Dataset rows:
-.-.-
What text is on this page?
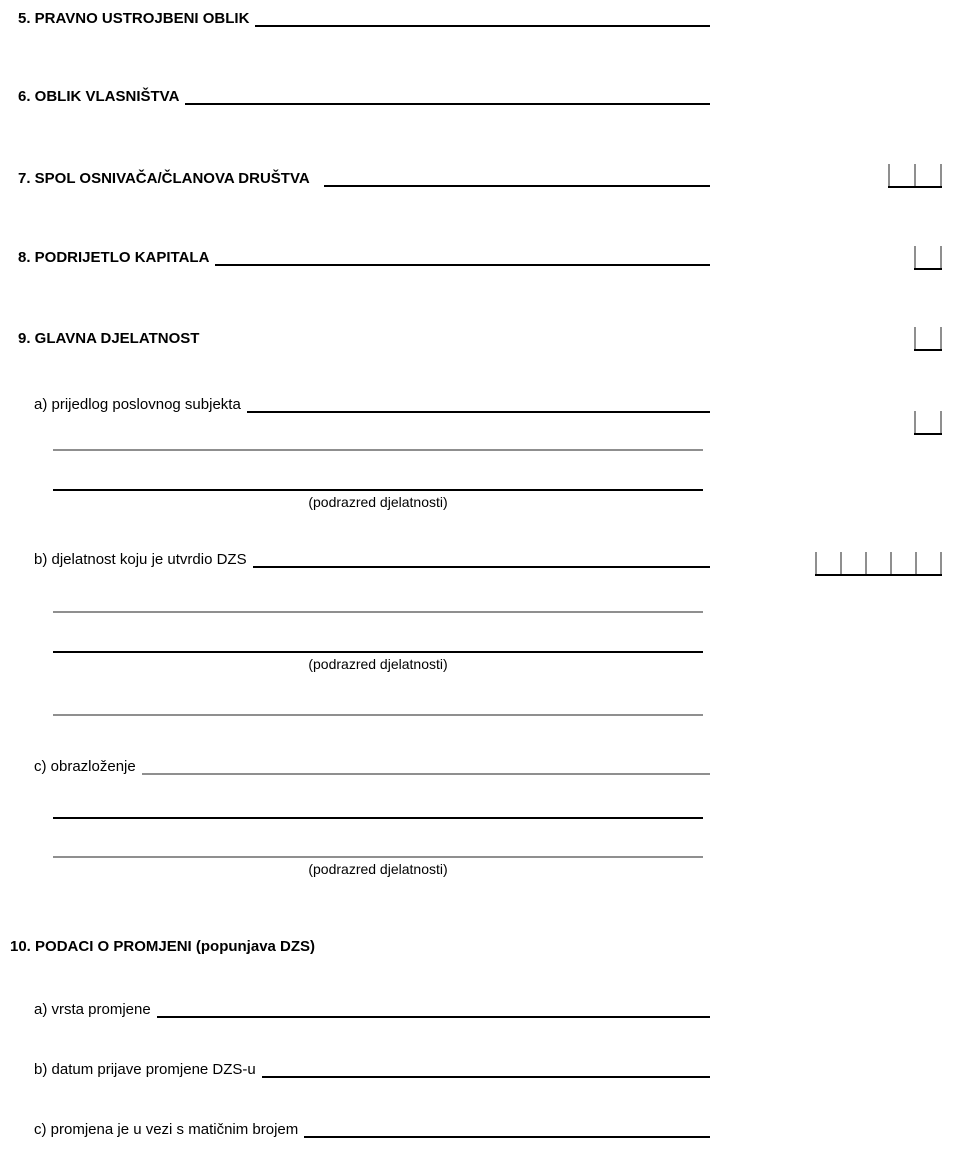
5. PRAVNO USTROJBENI OBLIK
6. OBLIK VLASNIŠTVA
7. SPOL OSNIVAČA/ČLANOVA DRUŠTVA
8. PODRIJETLO KAPITALA
9. GLAVNA DJELATNOST
a) prijedlog poslovnog subjekta
(podrazred djelatnosti)
b) djelatnost koju je utvrdio DZS
(podrazred djelatnosti)
c) obrazloženje
(podrazred djelatnosti)
10. PODACI O PROMJENI (popunjava DZS)
a) vrsta promjene
b) datum prijave promjene DZS-u
c) promjena je u vezi s matičnim brojem
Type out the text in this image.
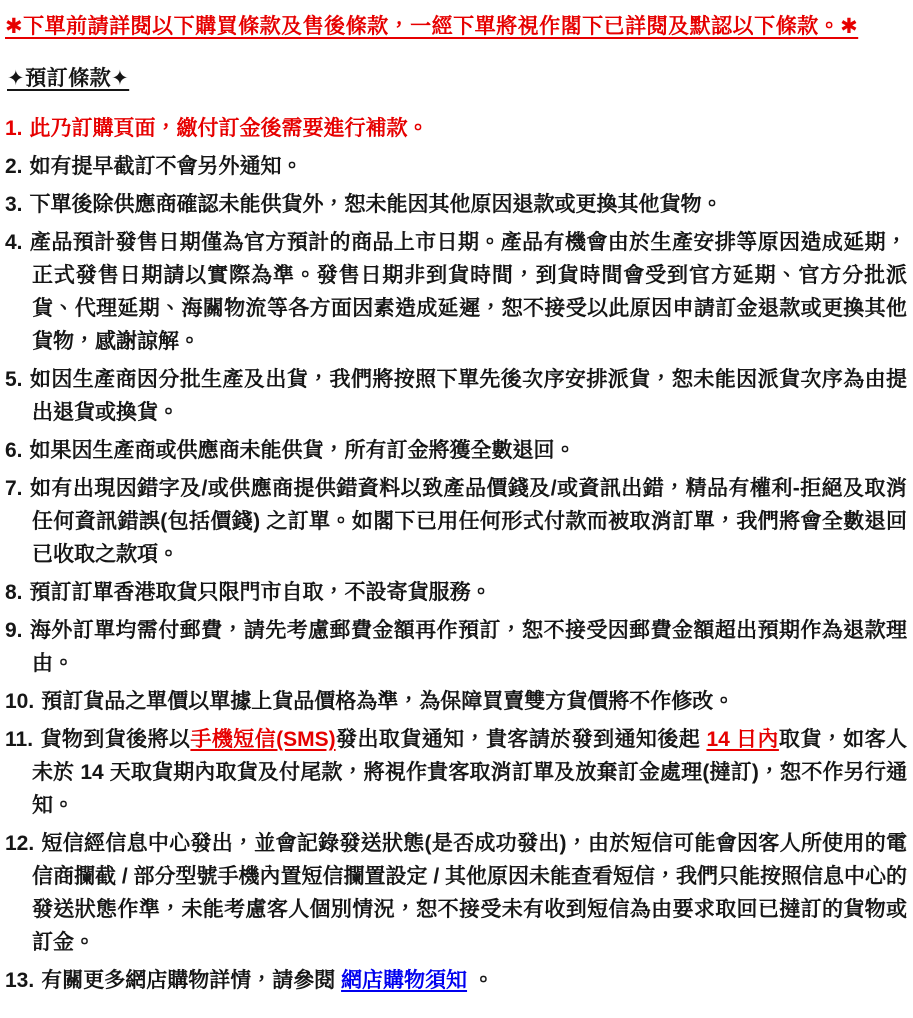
✱下單前請詳閱以下購買條款及售後條款，一經下單將視作閣下已詳閱及默認以下條款。✱

✦預訂條款✦
1. 此乃訂購頁面，繳付訂金後需要進行補款。
2. 如有提早截訂不會另外通知。
3. 下單後除供應商確認未能供貨外，恕未能因其他原因退款或更換其他貨物。
4. 產品預計發售日期僅為官方預計的商品上市日期。產品有機會由於生產安排等原因造成延期，正式發售日期請以實際為準。發售日期非到貨時間，到貨時間會受到官方延期、官方分批派貨、代理延期、海關物流等各方面因素造成延遲，恕不接受以此原因申請訂金退款或更換其他貨物，感謝諒解。
5. 如因生產商因分批生產及出貨，我們將按照下單先後次序安排派貨，恕未能因派貨次序為由提出退貨或換貨。
6. 如果因生產商或供應商未能供貨，所有訂金將獲全數退回。
7. 如有出現因錯字及/或供應商提供錯資料以致產品價錢及/或資訊出錯，精品有權利-拒絕及取消任何資訊錯誤(包括價錢) 之訂單。如閣下已用任何形式付款而被取消訂單，我們將會全數退回已收取之款項。
8. 預訂訂單香港取貨只限門市自取，不設寄貨服務。
9. 海外訂單均需付郵費，請先考慮郵費金額再作預訂，恕不接受因郵費金額超出預期作為退款理由。
10. 預訂貨品之單價以單據上貨品價格為準，為保障買賣雙方貨價將不作修改。
11. 貨物到貨後將以手機短信(SMS)發出取貨通知，貴客請於發到通知後起 14 日內取貨，如客人未於 14 天取貨期內取貨及付尾款，將視作貴客取消訂單及放棄訂金處理(撻訂)，恕不作另行通知。
12. 短信經信息中心發出，並會記錄發送狀態(是否成功發出)，由於短信可能會因客人所使用的電信商攔截 / 部分型號手機內置短信攔置設定 / 其他原因未能查看短信，我們只能按照信息中心的發送狀態作準，未能考慮客人個別情況，恕不接受未有收到短信為由要求取回已撻訂的貨物或訂金。
13. 有關更多網店購物詳情，請參閱 網店購物須知 。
-.-.-
## [PROBLEM REQUIREMENTS]
Scan the entries above. Copy each line that has the string "OBLIK".

## [TASK OUTPUT]
5. PRAVNO USTROJBENI OBLIK
6. OBLIK VLASNIŠTVA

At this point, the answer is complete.